▶ Written instruction: Restate each line word for word. Leave out every picture.

**********

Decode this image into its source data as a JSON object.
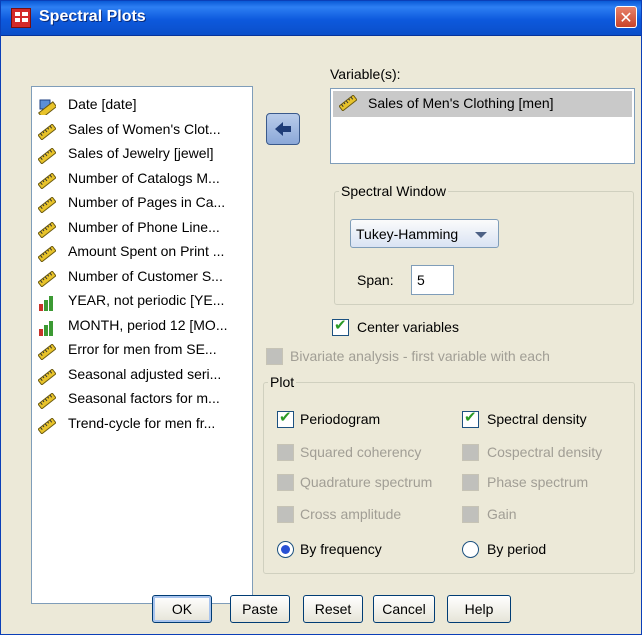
{
  "window": {
    "title": "Spectral Plots"
  },
  "source_list": {
    "items": [
      {
        "label": "Date [date]",
        "icon": "date-ruler-icon"
      },
      {
        "label": "Sales of Women's Clot...",
        "icon": "scale-ruler-icon"
      },
      {
        "label": "Sales of Jewelry [jewel]",
        "icon": "scale-ruler-icon"
      },
      {
        "label": "Number of Catalogs M...",
        "icon": "scale-ruler-icon"
      },
      {
        "label": "Number of Pages in Ca...",
        "icon": "scale-ruler-icon"
      },
      {
        "label": "Number of Phone Line...",
        "icon": "scale-ruler-icon"
      },
      {
        "label": "Amount Spent on Print ...",
        "icon": "scale-ruler-icon"
      },
      {
        "label": "Number of Customer S...",
        "icon": "scale-ruler-icon"
      },
      {
        "label": "YEAR, not periodic [YE...",
        "icon": "ordinal-bars-icon"
      },
      {
        "label": "MONTH, period 12 [MO...",
        "icon": "ordinal-bars-icon"
      },
      {
        "label": "Error for men from SE...",
        "icon": "scale-ruler-icon"
      },
      {
        "label": "Seasonal adjusted seri...",
        "icon": "scale-ruler-icon"
      },
      {
        "label": "Seasonal factors for m...",
        "icon": "scale-ruler-icon"
      },
      {
        "label": "Trend-cycle for men fr...",
        "icon": "scale-ruler-icon"
      }
    ]
  },
  "variables": {
    "label": "Variable(s):",
    "items": [
      {
        "label": "Sales of Men's Clothing [men]",
        "icon": "scale-ruler-icon"
      }
    ]
  },
  "spectral_window": {
    "legend": "Spectral Window",
    "type_value": "Tukey-Hamming",
    "span_label": "Span:",
    "span_value": "5"
  },
  "center_variables": {
    "label": "Center variables",
    "checked": true
  },
  "bivariate": {
    "label": "Bivariate analysis - first variable with each",
    "checked": false,
    "enabled": false
  },
  "plot": {
    "legend": "Plot",
    "periodogram": {
      "label": "Periodogram",
      "checked": true
    },
    "spectral_density": {
      "label": "Spectral density",
      "checked": true
    },
    "squared_coherency": {
      "label": "Squared coherency",
      "enabled": false
    },
    "cospectral_density": {
      "label": "Cospectral density",
      "enabled": false
    },
    "quadrature_spectrum": {
      "label": "Quadrature spectrum",
      "enabled": false
    },
    "phase_spectrum": {
      "label": "Phase spectrum",
      "enabled": false
    },
    "cross_amplitude": {
      "label": "Cross amplitude",
      "enabled": false
    },
    "gain": {
      "label": "Gain",
      "enabled": false
    },
    "by_frequency": {
      "label": "By frequency",
      "selected": true
    },
    "by_period": {
      "label": "By period",
      "selected": false
    }
  },
  "buttons": {
    "ok": "OK",
    "paste": "Paste",
    "reset": "Reset",
    "cancel": "Cancel",
    "help": "Help"
  },
  "colors": {
    "titlebar": "#0a5ad6",
    "dialog_bg": "#ece9d8",
    "selection": "#c9c9c9",
    "check": "#2b9a26",
    "radio": "#2850d4"
  }
}
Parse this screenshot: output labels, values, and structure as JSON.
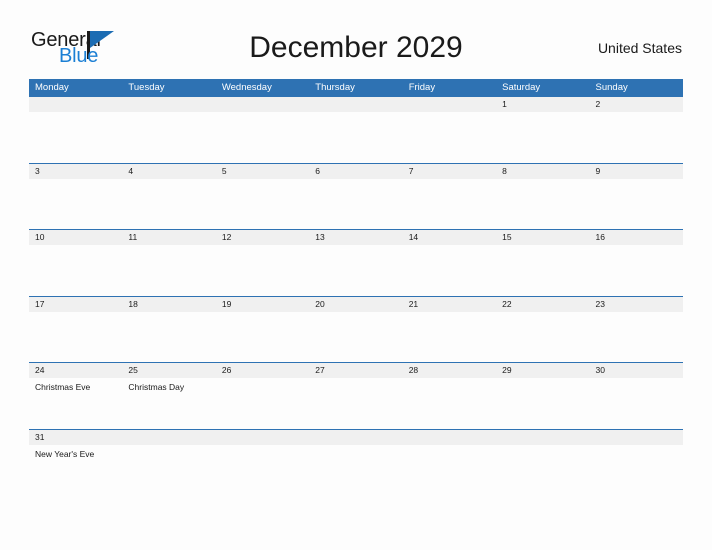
{
  "brand": {
    "name_part1": "General",
    "name_part2": "Blue",
    "flag_icon": "triangle-flag-icon",
    "accent_color": "#1b7fd4"
  },
  "header": {
    "title": "December 2029",
    "country": "United States"
  },
  "theme": {
    "header_blue": "#2e72b3",
    "band_gray": "#f0f0f0",
    "page_background": "#fdfdfd",
    "text_color": "#1a1a1a"
  },
  "calendar": {
    "month": "December",
    "year": "2029",
    "first_day_of_week": "Monday",
    "day_headers": [
      "Monday",
      "Tuesday",
      "Wednesday",
      "Thursday",
      "Friday",
      "Saturday",
      "Sunday"
    ],
    "weeks": [
      {
        "days": [
          {
            "num": "",
            "event": ""
          },
          {
            "num": "",
            "event": ""
          },
          {
            "num": "",
            "event": ""
          },
          {
            "num": "",
            "event": ""
          },
          {
            "num": "",
            "event": ""
          },
          {
            "num": "1",
            "event": ""
          },
          {
            "num": "2",
            "event": ""
          }
        ]
      },
      {
        "days": [
          {
            "num": "3",
            "event": ""
          },
          {
            "num": "4",
            "event": ""
          },
          {
            "num": "5",
            "event": ""
          },
          {
            "num": "6",
            "event": ""
          },
          {
            "num": "7",
            "event": ""
          },
          {
            "num": "8",
            "event": ""
          },
          {
            "num": "9",
            "event": ""
          }
        ]
      },
      {
        "days": [
          {
            "num": "10",
            "event": ""
          },
          {
            "num": "11",
            "event": ""
          },
          {
            "num": "12",
            "event": ""
          },
          {
            "num": "13",
            "event": ""
          },
          {
            "num": "14",
            "event": ""
          },
          {
            "num": "15",
            "event": ""
          },
          {
            "num": "16",
            "event": ""
          }
        ]
      },
      {
        "days": [
          {
            "num": "17",
            "event": ""
          },
          {
            "num": "18",
            "event": ""
          },
          {
            "num": "19",
            "event": ""
          },
          {
            "num": "20",
            "event": ""
          },
          {
            "num": "21",
            "event": ""
          },
          {
            "num": "22",
            "event": ""
          },
          {
            "num": "23",
            "event": ""
          }
        ]
      },
      {
        "days": [
          {
            "num": "24",
            "event": "Christmas Eve"
          },
          {
            "num": "25",
            "event": "Christmas Day"
          },
          {
            "num": "26",
            "event": ""
          },
          {
            "num": "27",
            "event": ""
          },
          {
            "num": "28",
            "event": ""
          },
          {
            "num": "29",
            "event": ""
          },
          {
            "num": "30",
            "event": ""
          }
        ]
      },
      {
        "days": [
          {
            "num": "31",
            "event": "New Year's Eve"
          },
          {
            "num": "",
            "event": ""
          },
          {
            "num": "",
            "event": ""
          },
          {
            "num": "",
            "event": ""
          },
          {
            "num": "",
            "event": ""
          },
          {
            "num": "",
            "event": ""
          },
          {
            "num": "",
            "event": ""
          }
        ]
      }
    ]
  }
}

**********

▶ Response to this exercise:
Decode this image into its source data as a JSON object.
{
  "window": {
    "title": "Spectral Plots"
  },
  "source_list": {
    "items": [
      {
        "label": "Date [date]",
        "icon": "date-ruler-icon"
      },
      {
        "label": "Sales of Women's Clot...",
        "icon": "scale-ruler-icon"
      },
      {
        "label": "Sales of Jewelry [jewel]",
        "icon": "scale-ruler-icon"
      },
      {
        "label": "Number of Catalogs M...",
        "icon": "scale-ruler-icon"
      },
      {
        "label": "Number of Pages in Ca...",
        "icon": "scale-ruler-icon"
      },
      {
        "label": "Number of Phone Line...",
        "icon": "scale-ruler-icon"
      },
      {
        "label": "Amount Spent on Print ...",
        "icon": "scale-ruler-icon"
      },
      {
        "label": "Number of Customer S...",
        "icon": "scale-ruler-icon"
      },
      {
        "label": "YEAR, not periodic [YE...",
        "icon": "ordinal-bars-icon"
      },
      {
        "label": "MONTH, period 12 [MO...",
        "icon": "ordinal-bars-icon"
      },
      {
        "label": "Error for men from SE...",
        "icon": "scale-ruler-icon"
      },
      {
        "label": "Seasonal adjusted seri...",
        "icon": "scale-ruler-icon"
      },
      {
        "label": "Seasonal factors for m...",
        "icon": "scale-ruler-icon"
      },
      {
        "label": "Trend-cycle for men fr...",
        "icon": "scale-ruler-icon"
      }
    ]
  },
  "variables": {
    "label": "Variable(s):",
    "items": [
      {
        "label": "Sales of Men's Clothing [men]",
        "icon": "scale-ruler-icon"
      }
    ]
  },
  "spectral_window": {
    "legend": "Spectral Window",
    "type_value": "Tukey-Hamming",
    "span_label": "Span:",
    "span_value": "5"
  },
  "center_variables": {
    "label": "Center variables",
    "checked": true
  },
  "bivariate": {
    "label": "Bivariate analysis - first variable with each",
    "checked": false,
    "enabled": false
  },
  "plot": {
    "legend": "Plot",
    "periodogram": {
      "label": "Periodogram",
      "checked": true
    },
    "spectral_density": {
      "label": "Spectral density",
      "checked": true
    },
    "squared_coherency": {
      "label": "Squared coherency",
      "enabled": false
    },
    "cospectral_density": {
      "label": "Cospectral density",
      "enabled": false
    },
    "quadrature_spectrum": {
      "label": "Quadrature spectrum",
      "enabled": false
    },
    "phase_spectrum": {
      "label": "Phase spectrum",
      "enabled": false
    },
    "cross_amplitude": {
      "label": "Cross amplitude",
      "enabled": false
    },
    "gain": {
      "label": "Gain",
      "enabled": false
    },
    "by_frequency": {
      "label": "By frequency",
      "selected": true
    },
    "by_period": {
      "label": "By period",
      "selected": false
    }
  },
  "buttons": {
    "ok": "OK",
    "paste": "Paste",
    "reset": "Reset",
    "cancel": "Cancel",
    "help": "Help"
  },
  "colors": {
    "titlebar": "#0a5ad6",
    "dialog_bg": "#ece9d8",
    "selection": "#c9c9c9",
    "check": "#2b9a26",
    "radio": "#2850d4"
  }
}
Parse this screenshot: output labels, values, and structure as JSON.
{
  "brand": {
    "name_part1": "General",
    "name_part2": "Blue",
    "flag_icon": "triangle-flag-icon",
    "accent_color": "#1b7fd4"
  },
  "header": {
    "title": "December 2029",
    "country": "United States"
  },
  "theme": {
    "header_blue": "#2e72b3",
    "band_gray": "#f0f0f0",
    "page_background": "#fdfdfd",
    "text_color": "#1a1a1a"
  },
  "calendar": {
    "month": "December",
    "year": "2029",
    "first_day_of_week": "Monday",
    "day_headers": [
      "Monday",
      "Tuesday",
      "Wednesday",
      "Thursday",
      "Friday",
      "Saturday",
      "Sunday"
    ],
    "weeks": [
      {
        "days": [
          {
            "num": "",
            "event": ""
          },
          {
            "num": "",
            "event": ""
          },
          {
            "num": "",
            "event": ""
          },
          {
            "num": "",
            "event": ""
          },
          {
            "num": "",
            "event": ""
          },
          {
            "num": "1",
            "event": ""
          },
          {
            "num": "2",
            "event": ""
          }
        ]
      },
      {
        "days": [
          {
            "num": "3",
            "event": ""
          },
          {
            "num": "4",
            "event": ""
          },
          {
            "num": "5",
            "event": ""
          },
          {
            "num": "6",
            "event": ""
          },
          {
            "num": "7",
            "event": ""
          },
          {
            "num": "8",
            "event": ""
          },
          {
            "num": "9",
            "event": ""
          }
        ]
      },
      {
        "days": [
          {
            "num": "10",
            "event": ""
          },
          {
            "num": "11",
            "event": ""
          },
          {
            "num": "12",
            "event": ""
          },
          {
            "num": "13",
            "event": ""
          },
          {
            "num": "14",
            "event": ""
          },
          {
            "num": "15",
            "event": ""
          },
          {
            "num": "16",
            "event": ""
          }
        ]
      },
      {
        "days": [
          {
            "num": "17",
            "event": ""
          },
          {
            "num": "18",
            "event": ""
          },
          {
            "num": "19",
            "event": ""
          },
          {
            "num": "20",
            "event": ""
          },
          {
            "num": "21",
            "event": ""
          },
          {
            "num": "22",
            "event": ""
          },
          {
            "num": "23",
            "event": ""
          }
        ]
      },
      {
        "days": [
          {
            "num": "24",
            "event": "Christmas Eve"
          },
          {
            "num": "25",
            "event": "Christmas Day"
          },
          {
            "num": "26",
            "event": ""
          },
          {
            "num": "27",
            "event": ""
          },
          {
            "num": "28",
            "event": ""
          },
          {
            "num": "29",
            "event": ""
          },
          {
            "num": "30",
            "event": ""
          }
        ]
      },
      {
        "days": [
          {
            "num": "31",
            "event": "New Year's Eve"
          },
          {
            "num": "",
            "event": ""
          },
          {
            "num": "",
            "event": ""
          },
          {
            "num": "",
            "event": ""
          },
          {
            "num": "",
            "event": ""
          },
          {
            "num": "",
            "event": ""
          },
          {
            "num": "",
            "event": ""
          }
        ]
      }
    ]
  }
}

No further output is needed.